%%

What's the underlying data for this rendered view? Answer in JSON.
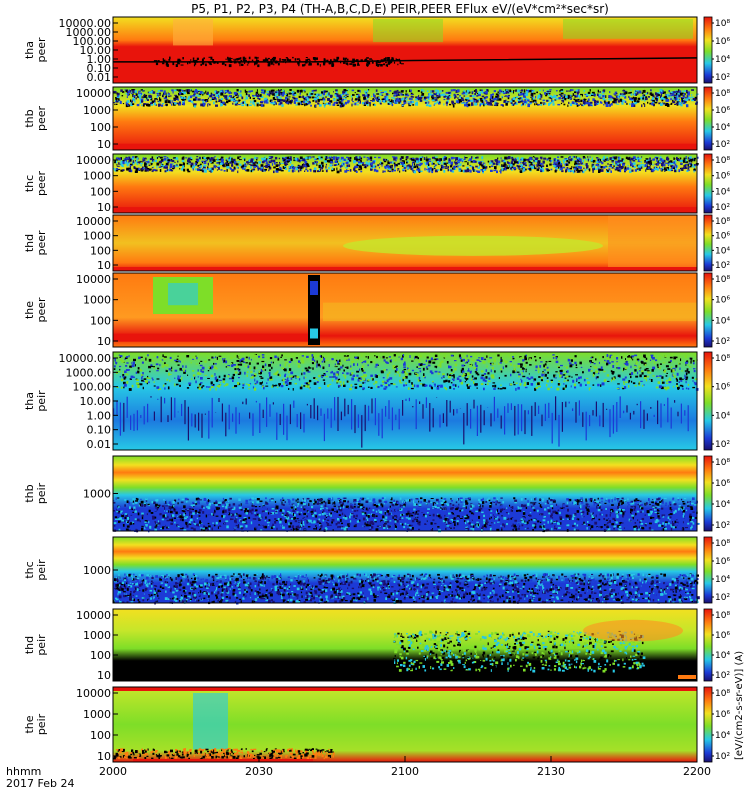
{
  "chart_data": {
    "type": "heatmap",
    "title": "P5, P1, P2, P3, P4 (TH-A,B,C,D,E) PEIR,PEER EFlux eV/(eV*cm²*sec*sr)",
    "units_label": "[eV/(cm2-s-sr-eV)] (A)",
    "x": {
      "ticks": [
        "2000",
        "2030",
        "2100",
        "2130",
        "2200"
      ],
      "label_line1": "hhmm",
      "label_line2": "2017 Feb 24"
    },
    "colorbar_ticks": [
      "10²",
      "10⁴",
      "10⁶",
      "10⁸"
    ],
    "panels": [
      {
        "probe": "tha",
        "species": "peer",
        "ylabel_top": "tha",
        "ylabel_bottom": "peer",
        "yticks": [
          "10000.00",
          "1000.00",
          "100.00",
          "10.00",
          "1.00",
          "0.10",
          "0.01"
        ]
      },
      {
        "probe": "thb",
        "species": "peer",
        "ylabel_top": "thb",
        "ylabel_bottom": "peer",
        "yticks": [
          "10000",
          "1000",
          "100",
          "10"
        ]
      },
      {
        "probe": "thc",
        "species": "peer",
        "ylabel_top": "thc",
        "ylabel_bottom": "peer",
        "yticks": [
          "10000",
          "1000",
          "100",
          "10"
        ]
      },
      {
        "probe": "thd",
        "species": "peer",
        "ylabel_top": "thd",
        "ylabel_bottom": "peer",
        "yticks": [
          "10000",
          "1000",
          "100",
          "10"
        ]
      },
      {
        "probe": "the",
        "species": "peer",
        "ylabel_top": "the",
        "ylabel_bottom": "peer",
        "yticks": [
          "10000",
          "1000",
          "100",
          "10"
        ]
      },
      {
        "probe": "tha",
        "species": "peir",
        "ylabel_top": "tha",
        "ylabel_bottom": "peir",
        "yticks": [
          "10000.00",
          "1000.00",
          "100.00",
          "10.00",
          "1.00",
          "0.10",
          "0.01"
        ]
      },
      {
        "probe": "thb",
        "species": "peir",
        "ylabel_top": "thb",
        "ylabel_bottom": "peir",
        "yticks": [
          "1000"
        ]
      },
      {
        "probe": "thc",
        "species": "peir",
        "ylabel_top": "thc",
        "ylabel_bottom": "peir",
        "yticks": [
          "1000"
        ]
      },
      {
        "probe": "thd",
        "species": "peir",
        "ylabel_top": "thd",
        "ylabel_bottom": "peir",
        "yticks": [
          "10000",
          "1000",
          "100",
          "10"
        ]
      },
      {
        "probe": "the",
        "species": "peir",
        "ylabel_top": "the",
        "ylabel_bottom": "peir",
        "yticks": [
          "10000",
          "1000",
          "100",
          "10"
        ]
      }
    ],
    "colors": {
      "red": "#e8140c",
      "orange": "#ff7a10",
      "yellow": "#f2e020",
      "green": "#7ede28",
      "cyan": "#27c9e6",
      "blue": "#1c3ad6",
      "navy": "#1a1070",
      "black": "#000000"
    }
  }
}
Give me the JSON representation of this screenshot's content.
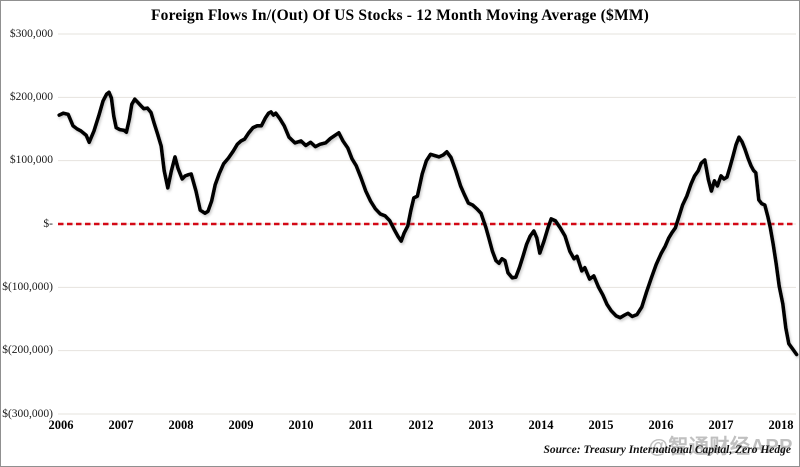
{
  "chart_data": {
    "type": "line",
    "title": "Foreign Flows In/(Out) Of US Stocks  - 12 Month Moving Average ($MM)",
    "source_note": "Source: Treasury International Capital, Zero Hedge",
    "watermark": "@智通财经APP",
    "xlabel": "",
    "ylabel": "",
    "x_range": [
      2005.9,
      2018.35
    ],
    "ylim": [
      -300000,
      300000
    ],
    "grid": "horizontal",
    "legend": "none",
    "line_color": "#000000",
    "grid_color": "#e6e3de",
    "zero_line": {
      "value": 0,
      "color": "#d30815",
      "style": "dashed"
    },
    "x_ticks": [
      "2006",
      "2007",
      "2008",
      "2009",
      "2010",
      "2011",
      "2012",
      "2013",
      "2014",
      "2015",
      "2016",
      "2017",
      "2018"
    ],
    "y_ticks": [
      {
        "label": "$300,000",
        "value": 300000
      },
      {
        "label": "$200,000",
        "value": 200000
      },
      {
        "label": "$100,000",
        "value": 100000
      },
      {
        "label": "$-",
        "value": 0
      },
      {
        "label": "$(100,000)",
        "value": -100000
      },
      {
        "label": "$(200,000)",
        "value": -200000
      },
      {
        "label": "$(300,000)",
        "value": -300000
      }
    ],
    "series": [
      {
        "name": "Foreign Flows In/(Out) of US Stocks, 12-Month Moving Average ($MM)",
        "points": [
          [
            2005.97,
            172000
          ],
          [
            2006.04,
            175000
          ],
          [
            2006.12,
            173000
          ],
          [
            2006.2,
            155000
          ],
          [
            2006.27,
            150000
          ],
          [
            2006.33,
            147000
          ],
          [
            2006.42,
            140000
          ],
          [
            2006.47,
            129000
          ],
          [
            2006.55,
            147000
          ],
          [
            2006.63,
            171000
          ],
          [
            2006.7,
            194000
          ],
          [
            2006.76,
            205000
          ],
          [
            2006.8,
            208000
          ],
          [
            2006.84,
            199000
          ],
          [
            2006.88,
            170000
          ],
          [
            2006.92,
            152000
          ],
          [
            2006.98,
            149000
          ],
          [
            2007.05,
            148000
          ],
          [
            2007.09,
            145000
          ],
          [
            2007.14,
            166000
          ],
          [
            2007.18,
            189000
          ],
          [
            2007.23,
            197000
          ],
          [
            2007.28,
            192000
          ],
          [
            2007.33,
            187000
          ],
          [
            2007.38,
            182000
          ],
          [
            2007.44,
            183000
          ],
          [
            2007.5,
            176000
          ],
          [
            2007.55,
            160000
          ],
          [
            2007.61,
            142000
          ],
          [
            2007.67,
            123000
          ],
          [
            2007.72,
            84000
          ],
          [
            2007.78,
            57000
          ],
          [
            2007.84,
            84000
          ],
          [
            2007.9,
            106000
          ],
          [
            2007.95,
            88000
          ],
          [
            2008.02,
            71000
          ],
          [
            2008.07,
            76000
          ],
          [
            2008.13,
            78000
          ],
          [
            2008.17,
            79000
          ],
          [
            2008.25,
            52000
          ],
          [
            2008.32,
            22000
          ],
          [
            2008.4,
            17000
          ],
          [
            2008.45,
            20000
          ],
          [
            2008.51,
            36000
          ],
          [
            2008.57,
            62000
          ],
          [
            2008.64,
            80000
          ],
          [
            2008.71,
            95000
          ],
          [
            2008.79,
            104000
          ],
          [
            2008.87,
            115000
          ],
          [
            2008.94,
            126000
          ],
          [
            2009.0,
            131000
          ],
          [
            2009.06,
            134000
          ],
          [
            2009.13,
            144000
          ],
          [
            2009.2,
            152000
          ],
          [
            2009.27,
            155000
          ],
          [
            2009.34,
            155000
          ],
          [
            2009.41,
            168000
          ],
          [
            2009.46,
            175000
          ],
          [
            2009.5,
            177000
          ],
          [
            2009.54,
            172000
          ],
          [
            2009.58,
            175000
          ],
          [
            2009.65,
            166000
          ],
          [
            2009.72,
            155000
          ],
          [
            2009.8,
            137000
          ],
          [
            2009.9,
            128000
          ],
          [
            2010.0,
            131000
          ],
          [
            2010.08,
            124000
          ],
          [
            2010.16,
            129000
          ],
          [
            2010.24,
            122000
          ],
          [
            2010.32,
            126000
          ],
          [
            2010.41,
            128000
          ],
          [
            2010.49,
            135000
          ],
          [
            2010.57,
            140000
          ],
          [
            2010.63,
            144000
          ],
          [
            2010.7,
            131000
          ],
          [
            2010.78,
            120000
          ],
          [
            2010.85,
            103000
          ],
          [
            2010.92,
            92000
          ],
          [
            2011.0,
            73000
          ],
          [
            2011.08,
            52000
          ],
          [
            2011.16,
            36000
          ],
          [
            2011.24,
            24000
          ],
          [
            2011.32,
            16000
          ],
          [
            2011.4,
            13000
          ],
          [
            2011.48,
            5000
          ],
          [
            2011.55,
            -8000
          ],
          [
            2011.62,
            -20000
          ],
          [
            2011.67,
            -27000
          ],
          [
            2011.72,
            -14000
          ],
          [
            2011.78,
            -3000
          ],
          [
            2011.83,
            21000
          ],
          [
            2011.88,
            41000
          ],
          [
            2011.94,
            44000
          ],
          [
            2012.02,
            79000
          ],
          [
            2012.09,
            100000
          ],
          [
            2012.16,
            110000
          ],
          [
            2012.23,
            108000
          ],
          [
            2012.3,
            106000
          ],
          [
            2012.37,
            109000
          ],
          [
            2012.43,
            114000
          ],
          [
            2012.5,
            105000
          ],
          [
            2012.58,
            84000
          ],
          [
            2012.66,
            60000
          ],
          [
            2012.72,
            47000
          ],
          [
            2012.79,
            33000
          ],
          [
            2012.86,
            30000
          ],
          [
            2012.93,
            24000
          ],
          [
            2013.0,
            17000
          ],
          [
            2013.08,
            -5000
          ],
          [
            2013.13,
            -22000
          ],
          [
            2013.19,
            -43000
          ],
          [
            2013.25,
            -58000
          ],
          [
            2013.3,
            -62000
          ],
          [
            2013.35,
            -55000
          ],
          [
            2013.4,
            -58000
          ],
          [
            2013.45,
            -77000
          ],
          [
            2013.52,
            -85000
          ],
          [
            2013.58,
            -84000
          ],
          [
            2013.64,
            -69000
          ],
          [
            2013.7,
            -51000
          ],
          [
            2013.76,
            -32000
          ],
          [
            2013.82,
            -19000
          ],
          [
            2013.88,
            -11000
          ],
          [
            2013.93,
            -22000
          ],
          [
            2013.98,
            -46000
          ],
          [
            2014.05,
            -27000
          ],
          [
            2014.12,
            -5000
          ],
          [
            2014.17,
            8000
          ],
          [
            2014.24,
            5000
          ],
          [
            2014.32,
            -6000
          ],
          [
            2014.4,
            -19000
          ],
          [
            2014.48,
            -43000
          ],
          [
            2014.55,
            -55000
          ],
          [
            2014.6,
            -51000
          ],
          [
            2014.68,
            -74000
          ],
          [
            2014.73,
            -69000
          ],
          [
            2014.81,
            -87000
          ],
          [
            2014.88,
            -82000
          ],
          [
            2014.96,
            -100000
          ],
          [
            2015.03,
            -112000
          ],
          [
            2015.1,
            -127000
          ],
          [
            2015.17,
            -137000
          ],
          [
            2015.25,
            -145000
          ],
          [
            2015.32,
            -148000
          ],
          [
            2015.39,
            -144000
          ],
          [
            2015.45,
            -141000
          ],
          [
            2015.52,
            -146000
          ],
          [
            2015.6,
            -143000
          ],
          [
            2015.68,
            -131000
          ],
          [
            2015.76,
            -107000
          ],
          [
            2015.84,
            -85000
          ],
          [
            2015.92,
            -64000
          ],
          [
            2016.0,
            -47000
          ],
          [
            2016.07,
            -35000
          ],
          [
            2016.13,
            -22000
          ],
          [
            2016.18,
            -14000
          ],
          [
            2016.24,
            -6000
          ],
          [
            2016.3,
            12000
          ],
          [
            2016.36,
            30000
          ],
          [
            2016.43,
            44000
          ],
          [
            2016.5,
            63000
          ],
          [
            2016.56,
            76000
          ],
          [
            2016.62,
            84000
          ],
          [
            2016.67,
            96000
          ],
          [
            2016.73,
            101000
          ],
          [
            2016.79,
            70000
          ],
          [
            2016.84,
            52000
          ],
          [
            2016.89,
            68000
          ],
          [
            2016.94,
            60000
          ],
          [
            2017.0,
            76000
          ],
          [
            2017.05,
            71000
          ],
          [
            2017.1,
            74000
          ],
          [
            2017.15,
            90000
          ],
          [
            2017.2,
            107000
          ],
          [
            2017.25,
            125000
          ],
          [
            2017.3,
            137000
          ],
          [
            2017.35,
            130000
          ],
          [
            2017.4,
            118000
          ],
          [
            2017.45,
            104000
          ],
          [
            2017.5,
            92000
          ],
          [
            2017.54,
            85000
          ],
          [
            2017.58,
            81000
          ],
          [
            2017.63,
            38000
          ],
          [
            2017.68,
            32000
          ],
          [
            2017.73,
            30000
          ],
          [
            2017.78,
            12000
          ],
          [
            2017.82,
            -5000
          ],
          [
            2017.87,
            -32000
          ],
          [
            2017.92,
            -63000
          ],
          [
            2017.97,
            -98000
          ],
          [
            2018.03,
            -126000
          ],
          [
            2018.08,
            -164000
          ],
          [
            2018.13,
            -189000
          ],
          [
            2018.2,
            -198000
          ],
          [
            2018.26,
            -206000
          ]
        ]
      }
    ]
  }
}
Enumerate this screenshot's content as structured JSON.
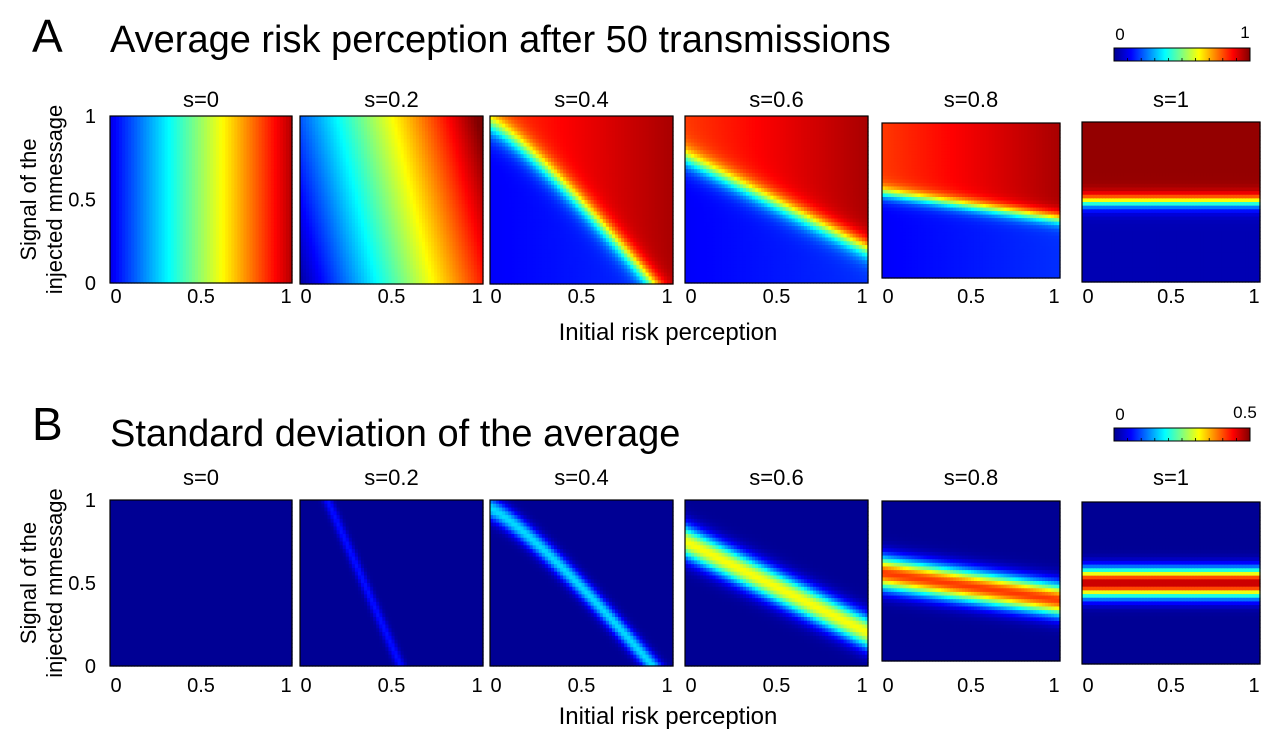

%%

## Task description:
Copy and report every line where the word "Stocks" is present.

## Final result:
    "title": "Foreign Flows In/(Out) Of US Stocks  - 12 Month Moving Average ($MM)",
        "name": "Foreign Flows In/(Out) of US Stocks, 12-Month Moving Average ($MM)",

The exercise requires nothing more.